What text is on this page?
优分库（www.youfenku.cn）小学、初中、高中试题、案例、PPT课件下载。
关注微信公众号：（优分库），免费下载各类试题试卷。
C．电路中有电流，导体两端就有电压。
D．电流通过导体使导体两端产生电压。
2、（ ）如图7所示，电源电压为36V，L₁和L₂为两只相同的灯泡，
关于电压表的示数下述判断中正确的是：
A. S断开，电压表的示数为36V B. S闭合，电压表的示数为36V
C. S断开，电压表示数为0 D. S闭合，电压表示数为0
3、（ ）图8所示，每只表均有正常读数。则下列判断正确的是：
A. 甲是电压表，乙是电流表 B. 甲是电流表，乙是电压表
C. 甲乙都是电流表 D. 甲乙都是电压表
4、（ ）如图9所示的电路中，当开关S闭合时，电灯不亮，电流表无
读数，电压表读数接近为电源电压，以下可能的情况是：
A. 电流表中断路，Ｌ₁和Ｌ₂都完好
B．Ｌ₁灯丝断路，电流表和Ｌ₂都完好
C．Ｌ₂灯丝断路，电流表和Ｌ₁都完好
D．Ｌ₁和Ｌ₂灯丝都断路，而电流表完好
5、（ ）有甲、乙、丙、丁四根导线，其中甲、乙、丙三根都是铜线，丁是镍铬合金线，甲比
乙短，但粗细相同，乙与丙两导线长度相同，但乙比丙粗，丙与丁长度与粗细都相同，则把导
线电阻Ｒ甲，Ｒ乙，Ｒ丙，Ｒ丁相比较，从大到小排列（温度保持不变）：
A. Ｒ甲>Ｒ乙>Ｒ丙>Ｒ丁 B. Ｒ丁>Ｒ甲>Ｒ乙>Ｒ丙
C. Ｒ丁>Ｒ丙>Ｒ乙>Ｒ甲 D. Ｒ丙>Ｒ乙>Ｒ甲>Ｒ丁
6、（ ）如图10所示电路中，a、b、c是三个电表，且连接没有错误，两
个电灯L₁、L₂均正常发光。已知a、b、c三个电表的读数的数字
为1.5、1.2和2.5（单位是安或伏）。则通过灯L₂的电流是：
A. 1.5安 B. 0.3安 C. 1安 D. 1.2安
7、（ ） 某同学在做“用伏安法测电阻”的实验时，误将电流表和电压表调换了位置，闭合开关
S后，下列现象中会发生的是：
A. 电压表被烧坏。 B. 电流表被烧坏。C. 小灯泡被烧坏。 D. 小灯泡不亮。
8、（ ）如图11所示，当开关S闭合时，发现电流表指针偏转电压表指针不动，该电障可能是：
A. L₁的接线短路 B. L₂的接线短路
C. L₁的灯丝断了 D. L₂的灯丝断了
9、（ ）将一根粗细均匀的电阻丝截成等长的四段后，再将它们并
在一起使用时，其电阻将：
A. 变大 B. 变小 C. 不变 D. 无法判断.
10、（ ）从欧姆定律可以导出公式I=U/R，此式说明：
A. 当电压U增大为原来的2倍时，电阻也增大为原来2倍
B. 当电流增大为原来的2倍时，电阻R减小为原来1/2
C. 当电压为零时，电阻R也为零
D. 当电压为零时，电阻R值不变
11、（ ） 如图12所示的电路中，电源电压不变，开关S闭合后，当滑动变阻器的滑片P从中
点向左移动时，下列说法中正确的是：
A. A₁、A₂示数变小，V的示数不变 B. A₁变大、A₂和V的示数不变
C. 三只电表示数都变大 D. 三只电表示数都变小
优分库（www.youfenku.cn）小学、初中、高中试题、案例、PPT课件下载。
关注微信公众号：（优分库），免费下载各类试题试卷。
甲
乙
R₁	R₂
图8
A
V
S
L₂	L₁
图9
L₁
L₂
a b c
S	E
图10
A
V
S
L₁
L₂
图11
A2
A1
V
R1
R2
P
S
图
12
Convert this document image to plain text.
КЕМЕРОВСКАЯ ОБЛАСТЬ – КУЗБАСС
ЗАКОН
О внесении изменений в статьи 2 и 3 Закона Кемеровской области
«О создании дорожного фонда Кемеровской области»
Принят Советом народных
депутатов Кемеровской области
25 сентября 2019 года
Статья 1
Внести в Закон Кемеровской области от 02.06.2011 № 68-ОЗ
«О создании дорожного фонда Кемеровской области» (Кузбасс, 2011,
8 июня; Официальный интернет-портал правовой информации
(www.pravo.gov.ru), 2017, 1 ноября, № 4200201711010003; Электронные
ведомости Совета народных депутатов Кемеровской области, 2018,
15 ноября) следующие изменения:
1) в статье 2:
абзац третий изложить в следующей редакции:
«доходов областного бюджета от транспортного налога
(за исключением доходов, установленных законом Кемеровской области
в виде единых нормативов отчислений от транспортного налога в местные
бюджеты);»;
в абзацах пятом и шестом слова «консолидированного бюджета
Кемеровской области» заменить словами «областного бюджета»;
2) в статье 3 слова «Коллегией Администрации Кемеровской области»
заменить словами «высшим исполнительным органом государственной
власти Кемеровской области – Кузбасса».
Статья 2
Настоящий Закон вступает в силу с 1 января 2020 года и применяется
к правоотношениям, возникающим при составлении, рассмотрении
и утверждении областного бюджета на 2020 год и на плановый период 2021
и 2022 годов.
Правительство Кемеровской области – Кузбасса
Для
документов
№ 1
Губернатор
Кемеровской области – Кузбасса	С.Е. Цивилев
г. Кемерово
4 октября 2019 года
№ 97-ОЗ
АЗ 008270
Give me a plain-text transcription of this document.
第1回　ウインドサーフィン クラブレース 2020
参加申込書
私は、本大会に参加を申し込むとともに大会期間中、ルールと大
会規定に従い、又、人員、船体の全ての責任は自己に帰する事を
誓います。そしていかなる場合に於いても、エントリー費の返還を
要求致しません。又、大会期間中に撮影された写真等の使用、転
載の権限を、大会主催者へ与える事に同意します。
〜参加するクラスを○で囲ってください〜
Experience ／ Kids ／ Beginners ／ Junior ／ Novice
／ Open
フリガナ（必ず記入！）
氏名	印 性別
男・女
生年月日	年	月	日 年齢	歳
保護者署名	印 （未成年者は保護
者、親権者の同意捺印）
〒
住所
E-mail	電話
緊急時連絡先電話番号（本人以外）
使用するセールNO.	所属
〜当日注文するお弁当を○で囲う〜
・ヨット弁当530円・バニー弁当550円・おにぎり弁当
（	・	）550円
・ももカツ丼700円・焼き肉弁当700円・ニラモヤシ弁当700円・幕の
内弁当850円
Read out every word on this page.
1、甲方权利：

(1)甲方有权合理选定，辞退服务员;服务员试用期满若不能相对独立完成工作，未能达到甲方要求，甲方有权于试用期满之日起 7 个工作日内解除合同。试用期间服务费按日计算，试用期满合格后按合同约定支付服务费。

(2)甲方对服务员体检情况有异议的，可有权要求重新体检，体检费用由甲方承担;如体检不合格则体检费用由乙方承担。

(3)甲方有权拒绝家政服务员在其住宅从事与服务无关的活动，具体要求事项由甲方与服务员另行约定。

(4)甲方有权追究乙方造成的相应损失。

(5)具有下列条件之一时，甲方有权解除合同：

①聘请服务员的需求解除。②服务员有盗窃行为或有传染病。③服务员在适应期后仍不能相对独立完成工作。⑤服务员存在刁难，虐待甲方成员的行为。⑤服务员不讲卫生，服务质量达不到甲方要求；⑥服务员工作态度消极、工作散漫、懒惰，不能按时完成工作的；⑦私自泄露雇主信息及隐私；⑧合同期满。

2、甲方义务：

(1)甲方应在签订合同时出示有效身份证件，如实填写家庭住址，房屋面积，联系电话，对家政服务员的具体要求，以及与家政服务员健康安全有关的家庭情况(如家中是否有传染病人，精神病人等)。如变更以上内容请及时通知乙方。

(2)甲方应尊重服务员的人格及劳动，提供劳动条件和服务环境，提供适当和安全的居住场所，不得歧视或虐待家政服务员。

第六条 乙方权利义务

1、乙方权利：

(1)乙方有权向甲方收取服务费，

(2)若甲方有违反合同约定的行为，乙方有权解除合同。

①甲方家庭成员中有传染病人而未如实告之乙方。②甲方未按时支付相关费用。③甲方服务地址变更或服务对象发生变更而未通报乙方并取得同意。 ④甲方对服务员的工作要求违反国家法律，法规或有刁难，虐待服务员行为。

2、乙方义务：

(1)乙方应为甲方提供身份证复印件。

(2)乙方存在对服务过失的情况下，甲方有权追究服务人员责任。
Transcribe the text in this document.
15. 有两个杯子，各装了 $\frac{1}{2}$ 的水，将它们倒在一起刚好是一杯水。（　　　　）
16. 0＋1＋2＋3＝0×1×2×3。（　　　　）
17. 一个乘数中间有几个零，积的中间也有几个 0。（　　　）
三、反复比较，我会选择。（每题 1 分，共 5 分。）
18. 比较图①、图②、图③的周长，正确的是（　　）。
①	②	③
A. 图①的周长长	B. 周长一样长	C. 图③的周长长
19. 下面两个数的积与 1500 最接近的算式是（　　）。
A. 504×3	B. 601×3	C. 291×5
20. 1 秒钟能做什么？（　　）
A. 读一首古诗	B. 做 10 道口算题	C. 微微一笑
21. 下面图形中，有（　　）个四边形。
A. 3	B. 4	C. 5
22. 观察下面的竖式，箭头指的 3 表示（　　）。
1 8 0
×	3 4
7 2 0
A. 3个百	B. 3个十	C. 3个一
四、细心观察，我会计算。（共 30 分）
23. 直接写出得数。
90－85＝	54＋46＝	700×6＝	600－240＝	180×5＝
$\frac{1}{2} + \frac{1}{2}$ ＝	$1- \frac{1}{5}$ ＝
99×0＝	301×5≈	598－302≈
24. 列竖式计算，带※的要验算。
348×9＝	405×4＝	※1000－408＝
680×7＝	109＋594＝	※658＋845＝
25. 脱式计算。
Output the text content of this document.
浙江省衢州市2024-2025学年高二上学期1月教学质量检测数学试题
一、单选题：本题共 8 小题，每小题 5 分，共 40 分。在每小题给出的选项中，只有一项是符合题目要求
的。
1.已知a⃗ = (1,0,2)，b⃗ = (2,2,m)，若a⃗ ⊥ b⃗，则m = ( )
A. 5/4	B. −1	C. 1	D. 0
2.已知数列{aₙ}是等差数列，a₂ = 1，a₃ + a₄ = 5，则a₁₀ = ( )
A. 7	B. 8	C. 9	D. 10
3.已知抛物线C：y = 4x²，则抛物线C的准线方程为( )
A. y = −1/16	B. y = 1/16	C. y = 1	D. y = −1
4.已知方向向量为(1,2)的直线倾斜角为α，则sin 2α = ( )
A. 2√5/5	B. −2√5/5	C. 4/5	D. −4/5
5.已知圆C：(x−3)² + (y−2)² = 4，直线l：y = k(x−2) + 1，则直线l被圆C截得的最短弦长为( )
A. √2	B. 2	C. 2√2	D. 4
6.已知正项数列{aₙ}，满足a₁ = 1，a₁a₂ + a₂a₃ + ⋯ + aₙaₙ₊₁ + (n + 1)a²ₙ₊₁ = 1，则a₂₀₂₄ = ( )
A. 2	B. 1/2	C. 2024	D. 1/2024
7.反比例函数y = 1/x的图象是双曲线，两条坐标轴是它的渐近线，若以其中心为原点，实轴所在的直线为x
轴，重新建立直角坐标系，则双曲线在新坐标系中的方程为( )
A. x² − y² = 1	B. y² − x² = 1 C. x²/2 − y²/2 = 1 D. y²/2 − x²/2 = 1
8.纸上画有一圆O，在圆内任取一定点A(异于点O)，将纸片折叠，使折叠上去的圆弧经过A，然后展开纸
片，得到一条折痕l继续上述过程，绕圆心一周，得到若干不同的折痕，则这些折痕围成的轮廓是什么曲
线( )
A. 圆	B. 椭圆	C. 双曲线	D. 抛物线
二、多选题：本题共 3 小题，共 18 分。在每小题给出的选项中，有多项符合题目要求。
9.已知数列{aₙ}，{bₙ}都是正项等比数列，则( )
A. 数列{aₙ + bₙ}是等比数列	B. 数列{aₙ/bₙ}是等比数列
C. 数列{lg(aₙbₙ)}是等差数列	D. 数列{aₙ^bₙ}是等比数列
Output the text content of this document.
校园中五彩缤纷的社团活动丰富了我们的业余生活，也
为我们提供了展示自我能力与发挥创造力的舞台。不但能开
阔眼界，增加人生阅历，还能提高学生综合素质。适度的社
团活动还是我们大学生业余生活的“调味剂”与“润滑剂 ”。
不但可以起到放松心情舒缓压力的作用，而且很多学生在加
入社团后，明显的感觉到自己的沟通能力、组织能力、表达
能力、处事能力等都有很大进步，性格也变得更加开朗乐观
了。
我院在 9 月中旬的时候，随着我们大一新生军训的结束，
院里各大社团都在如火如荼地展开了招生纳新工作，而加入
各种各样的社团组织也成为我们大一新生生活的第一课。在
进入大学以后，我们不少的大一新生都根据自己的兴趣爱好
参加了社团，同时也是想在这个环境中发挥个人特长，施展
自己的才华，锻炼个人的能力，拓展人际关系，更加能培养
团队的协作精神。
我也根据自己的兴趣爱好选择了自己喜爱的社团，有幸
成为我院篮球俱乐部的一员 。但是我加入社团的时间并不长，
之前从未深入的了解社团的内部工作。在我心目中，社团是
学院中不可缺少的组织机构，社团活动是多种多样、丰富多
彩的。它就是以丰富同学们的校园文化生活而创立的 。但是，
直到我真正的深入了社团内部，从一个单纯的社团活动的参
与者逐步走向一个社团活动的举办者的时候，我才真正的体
---*---
» WHAT YOU WILL DO
Show all lines in the entries above where the word "фонда" appears.

» COMPLETE ANSWER
«О создании дорожного фонда Кемеровской области»
«О создании дорожного фонда Кемеровской области» (Кузбасс, 2011,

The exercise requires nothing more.